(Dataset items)

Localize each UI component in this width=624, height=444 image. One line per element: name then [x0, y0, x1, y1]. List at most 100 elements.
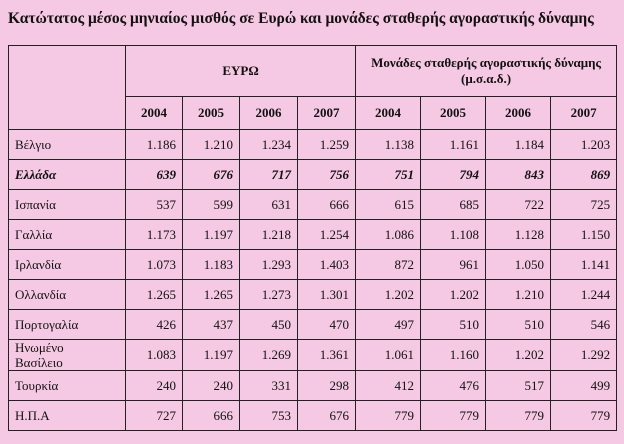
- value-cell: 1.173: [125, 219, 183, 250]
- value-cell: 1.210: [485, 279, 552, 310]
- data-row: Ελλάδα 639 676 717 756 751 794 843 869: [8, 159, 618, 190]
- country-cell: Ιρλανδία: [8, 249, 126, 280]
- value-cell: 722: [485, 189, 552, 220]
- data-row: Ολλανδία 1.265 1.265 1.273 1.301 1.202 1.202 1.…: [8, 279, 618, 310]
- country-cell: Ισπανία: [8, 189, 126, 220]
- value-cell: 1.234: [239, 129, 298, 160]
- value-cell: 1.403: [296, 249, 357, 280]
- country-cell: Τουρκία: [8, 370, 126, 401]
- value-cell: 450: [239, 309, 298, 340]
- year-header: 2005: [182, 96, 240, 130]
- value-cell: 497: [355, 309, 422, 340]
- value-cell: 240: [125, 370, 183, 401]
- year-header: 2007: [550, 96, 618, 130]
- value-cell: 1.184: [485, 129, 552, 160]
- value-cell: 717: [239, 159, 298, 190]
- value-cell: 1.203: [550, 129, 618, 160]
- value-cell: 753: [239, 400, 298, 431]
- value-cell: 1.138: [355, 129, 422, 160]
- value-cell: 537: [125, 189, 183, 220]
- corner-cell: [8, 45, 126, 130]
- value-cell: 1.269: [239, 339, 298, 371]
- value-cell: 1.128: [485, 219, 552, 250]
- year-header: 2004: [355, 96, 422, 130]
- value-cell: 843: [485, 159, 552, 190]
- value-cell: 1.202: [485, 339, 552, 371]
- country-cell: Ηνωμένο Βασίλειο: [8, 339, 126, 371]
- value-cell: 1.244: [550, 279, 618, 310]
- data-row: Η.Π.Α 727 666 753 676 779 779 779 779: [8, 400, 618, 431]
- value-cell: 779: [355, 400, 422, 431]
- value-cell: 1.202: [420, 279, 487, 310]
- value-cell: 599: [182, 189, 240, 220]
- value-cell: 240: [182, 370, 240, 401]
- value-cell: 751: [355, 159, 422, 190]
- value-cell: 872: [355, 249, 422, 280]
- value-cell: 1.197: [182, 219, 240, 250]
- value-cell: 685: [420, 189, 487, 220]
- value-cell: 676: [296, 400, 357, 431]
- group-header: Μονάδες σταθερής αγοραστικής δύναμης (μ.…: [355, 45, 618, 97]
- value-cell: 615: [355, 189, 422, 220]
- year-header: 2005: [420, 96, 487, 130]
- value-cell: 1.301: [296, 279, 357, 310]
- value-cell: 1.197: [182, 339, 240, 371]
- value-cell: 499: [550, 370, 618, 401]
- value-cell: 546: [550, 309, 618, 340]
- value-cell: 1.254: [296, 219, 357, 250]
- data-row: Βέλγιο 1.186 1.210 1.234 1.259 1.138 1.161 1.18…: [8, 129, 618, 160]
- country-cell: Ολλανδία: [8, 279, 126, 310]
- year-header: 2007: [296, 96, 357, 130]
- value-cell: 779: [550, 400, 618, 431]
- year-header: 2004: [125, 96, 183, 130]
- data-row: Ηνωμένο Βασίλειο 1.083 1.197 1.269 1.361 1.06…: [8, 339, 618, 371]
- value-cell: 476: [420, 370, 487, 401]
- value-cell: 412: [355, 370, 422, 401]
- value-cell: 869: [550, 159, 618, 190]
- year-header: 2006: [239, 96, 298, 130]
- country-cell: Ελλάδα: [8, 159, 126, 190]
- value-cell: 1.073: [125, 249, 183, 280]
- table-body: Βέλγιο 1.186 1.210 1.234 1.259 1.138 1.161 1.18…: [8, 129, 618, 431]
- country-cell: Γαλλία: [8, 219, 126, 250]
- value-cell: 1.161: [420, 129, 487, 160]
- country-cell: Βέλγιο: [8, 129, 126, 160]
- value-cell: 1.083: [125, 339, 183, 371]
- value-cell: 961: [420, 249, 487, 280]
- group-header: ΕΥΡΩ: [124, 45, 357, 97]
- value-cell: 1.160: [420, 339, 487, 371]
- value-cell: 666: [182, 400, 240, 431]
- value-cell: 1.218: [239, 219, 298, 250]
- value-cell: 1.265: [182, 279, 240, 310]
- title: Κατώτατος μέσος μηνιαίος μισθός σε Ευρώ …: [8, 10, 594, 27]
- value-cell: 1.202: [355, 279, 422, 310]
- value-cell: 331: [239, 370, 298, 401]
- value-cell: 666: [296, 189, 357, 220]
- header-row: ΕΥΡΩ Μονάδες σταθερής αγοραστικής δύναμης…: [8, 45, 618, 130]
- data-row: Γαλλία 1.173 1.197 1.218 1.254 1.086 1.108 1.12…: [8, 219, 618, 250]
- year-header: 2006: [485, 96, 552, 130]
- value-cell: 510: [485, 309, 552, 340]
- value-cell: 1.150: [550, 219, 618, 250]
- value-cell: 1.061: [355, 339, 422, 371]
- country-cell: Η.Π.Α: [8, 400, 126, 431]
- value-cell: 517: [485, 370, 552, 401]
- value-cell: 1.183: [182, 249, 240, 280]
- value-cell: 631: [239, 189, 298, 220]
- value-cell: 1.292: [550, 339, 618, 371]
- value-cell: 676: [182, 159, 240, 190]
- country-cell: Πορτογαλία: [8, 309, 126, 340]
- value-cell: 779: [420, 400, 487, 431]
- table-head: ΕΥΡΩ Μονάδες σταθερής αγοραστικής δύναμης…: [8, 45, 618, 130]
- value-cell: 1.186: [125, 129, 183, 160]
- value-cell: 1.108: [420, 219, 487, 250]
- value-cell: 725: [550, 189, 618, 220]
- year-row: 2004 2005 2006 2007 2004 2005 2006 2007: [9, 96, 618, 130]
- value-cell: 426: [125, 309, 183, 340]
- value-cell: 794: [420, 159, 487, 190]
- value-cell: 727: [125, 400, 183, 431]
- value-cell: 470: [296, 309, 357, 340]
- value-cell: 756: [296, 159, 357, 190]
- value-cell: 510: [420, 309, 487, 340]
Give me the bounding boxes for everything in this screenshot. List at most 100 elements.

# Exercise description:
Turn every line of the material above into a numbered list, skipping any blank lines. Leave the pictures out of the answer.

# Task response:
1. Localize each UI component in this width=624, height=444 image. One line per element: name then [x0, y0, x1, y1]. List at most 100 elements.
2. - value-cell: 1.173: [125, 219, 183, 250]
3. - value-cell: 1.210: [485, 279, 552, 310]
4. - data-row: Ελλάδα 639 676 717 756 751 794 843 869: [8, 159, 618, 190]
5. - country-cell: Ιρλανδία: [8, 249, 126, 280]
6. - value-cell: 722: [485, 189, 552, 220]
7. - data-row: Ολλανδία 1.265 1.265 1.273 1.301 1.202 1.202 1.…: [8, 279, 618, 310]
8. - country-cell: Ισπανία: [8, 189, 126, 220]
9. - value-cell: 1.234: [239, 129, 298, 160]
10. - value-cell: 1.403: [296, 249, 357, 280]
11. - country-cell: Τουρκία: [8, 370, 126, 401]
12. - value-cell: 450: [239, 309, 298, 340]
13. - year-header: 2005: [182, 96, 240, 130]
14. - value-cell: 497: [355, 309, 422, 340]
15. - value-cell: 240: [125, 370, 183, 401]
16. - year-header: 2007: [550, 96, 618, 130]
17. - value-cell: 1.184: [485, 129, 552, 160]
18. - value-cell: 717: [239, 159, 298, 190]
19. - value-cell: 1.203: [550, 129, 618, 160]
20. - value-cell: 753: [239, 400, 298, 431]
21. - value-cell: 1.138: [355, 129, 422, 160]
22. - value-cell: 537: [125, 189, 183, 220]
23. - corner-cell: [8, 45, 126, 130]
24. - value-cell: 1.269: [239, 339, 298, 371]
25. - value-cell: 1.128: [485, 219, 552, 250]
26. - year-header: 2004: [355, 96, 422, 130]
27. - value-cell: 843: [485, 159, 552, 190]
28. - value-cell: 1.202: [485, 339, 552, 371]
29. - country-cell: Ηνωμένο Βασίλειο: [8, 339, 126, 371]
30. - value-cell: 1.244: [550, 279, 618, 310]
31. - data-row: Η.Π.Α 727 666 753 676 779 779 779 779: [8, 400, 618, 431]
32. - value-cell: 779: [355, 400, 422, 431]
33. - value-cell: 1.202: [420, 279, 487, 310]
34. - value-cell: 599: [182, 189, 240, 220]
35. - value-cell: 240: [182, 370, 240, 401]
36. - value-cell: 751: [355, 159, 422, 190]
37. - value-cell: 872: [355, 249, 422, 280]
38. - value-cell: 1.197: [182, 219, 240, 250]
39. - value-cell: 685: [420, 189, 487, 220]
40. - value-cell: 676: [296, 400, 357, 431]
41. - group-header: Μονάδες σταθερής αγοραστικής δύναμης (μ.…: [355, 45, 618, 97]
42. - value-cell: 615: [355, 189, 422, 220]
43. - year-header: 2005: [420, 96, 487, 130]
44. - value-cell: 1.301: [296, 279, 357, 310]
45. - value-cell: 1.197: [182, 339, 240, 371]
46. - value-cell: 499: [550, 370, 618, 401]
47. - value-cell: 546: [550, 309, 618, 340]
48. - value-cell: 1.254: [296, 219, 357, 250]
49. - data-row: Βέλγιο 1.186 1.210 1.234 1.259 1.138 1.161 1.18…: [8, 129, 618, 160]
50. - country-cell: Ολλανδία: [8, 279, 126, 310]
51. - year-header: 2007: [296, 96, 357, 130]
52. - value-cell: 779: [550, 400, 618, 431]
53. - year-header: 2004: [125, 96, 183, 130]
54. - data-row: Ηνωμένο Βασίλειο 1.083 1.197 1.269 1.361 1.06…: [8, 339, 618, 371]
55. - value-cell: 476: [420, 370, 487, 401]
56. - value-cell: 412: [355, 370, 422, 401]
57. - value-cell: 869: [550, 159, 618, 190]
58. - year-header: 2006: [239, 96, 298, 130]
59. - country-cell: Ελλάδα: [8, 159, 126, 190]
60. - value-cell: 1.073: [125, 249, 183, 280]
61. - table-body: Βέλγιο 1.186 1.210 1.234 1.259 1.138 1.161 1.18…: [8, 129, 618, 431]
62. - country-cell: Γαλλία: [8, 219, 126, 250]
63. - value-cell: 1.161: [420, 129, 487, 160]
64. - country-cell: Βέλγιο: [8, 129, 126, 160]
65. - value-cell: 1.083: [125, 339, 183, 371]
66. - value-cell: 961: [420, 249, 487, 280]
67. - group-header: ΕΥΡΩ: [124, 45, 357, 97]
68. - value-cell: 1.160: [420, 339, 487, 371]
69. - value-cell: 666: [182, 400, 240, 431]
70. - value-cell: 1.218: [239, 219, 298, 250]
71. - value-cell: 1.265: [182, 279, 240, 310]
72. - title: Κατώτατος μέσος μηνιαίος μισθός σε Ευρώ …: [8, 10, 594, 27]
73. - value-cell: 1.202: [355, 279, 422, 310]
74. - value-cell: 331: [239, 370, 298, 401]
75. - value-cell: 666: [296, 189, 357, 220]
76. - header-row: ΕΥΡΩ Μονάδες σταθερής αγοραστικής δύναμης…: [8, 45, 618, 130]
77. - data-row: Γαλλία 1.173 1.197 1.218 1.254 1.086 1.108 1.12…: [8, 219, 618, 250]
78. - year-header: 2006: [485, 96, 552, 130]
79. - value-cell: 510: [485, 309, 552, 340]
80. - value-cell: 1.150: [550, 219, 618, 250]
81. - value-cell: 1.061: [355, 339, 422, 371]
82. - country-cell: Η.Π.Α: [8, 400, 126, 431]
83. - value-cell: 517: [485, 370, 552, 401]
84. - value-cell: 1.183: [182, 249, 240, 280]
85. - value-cell: 631: [239, 189, 298, 220]
86. - value-cell: 1.292: [550, 339, 618, 371]
87. - value-cell: 676: [182, 159, 240, 190]
88. - country-cell: Πορτογαλία: [8, 309, 126, 340]
89. - value-cell: 779: [420, 400, 487, 431]
90. - table-head: ΕΥΡΩ Μονάδες σταθερής αγοραστικής δύναμης…: [8, 45, 618, 130]
91. - value-cell: 1.186: [125, 129, 183, 160]
92. - value-cell: 1.108: [420, 219, 487, 250]
93. - value-cell: 725: [550, 189, 618, 220]
94. - year-row: 2004 2005 2006 2007 2004 2005 2006 2007: [9, 96, 618, 130]
95. - value-cell: 426: [125, 309, 183, 340]
96. - value-cell: 794: [420, 159, 487, 190]
97. - value-cell: 727: [125, 400, 183, 431]
98. - value-cell: 470: [296, 309, 357, 340]
99. - value-cell: 756: [296, 159, 357, 190]
100. - value-cell: 510: [420, 309, 487, 340]
101. Give me the bounding boxes for everything in this screenshot. List at most 100 elements.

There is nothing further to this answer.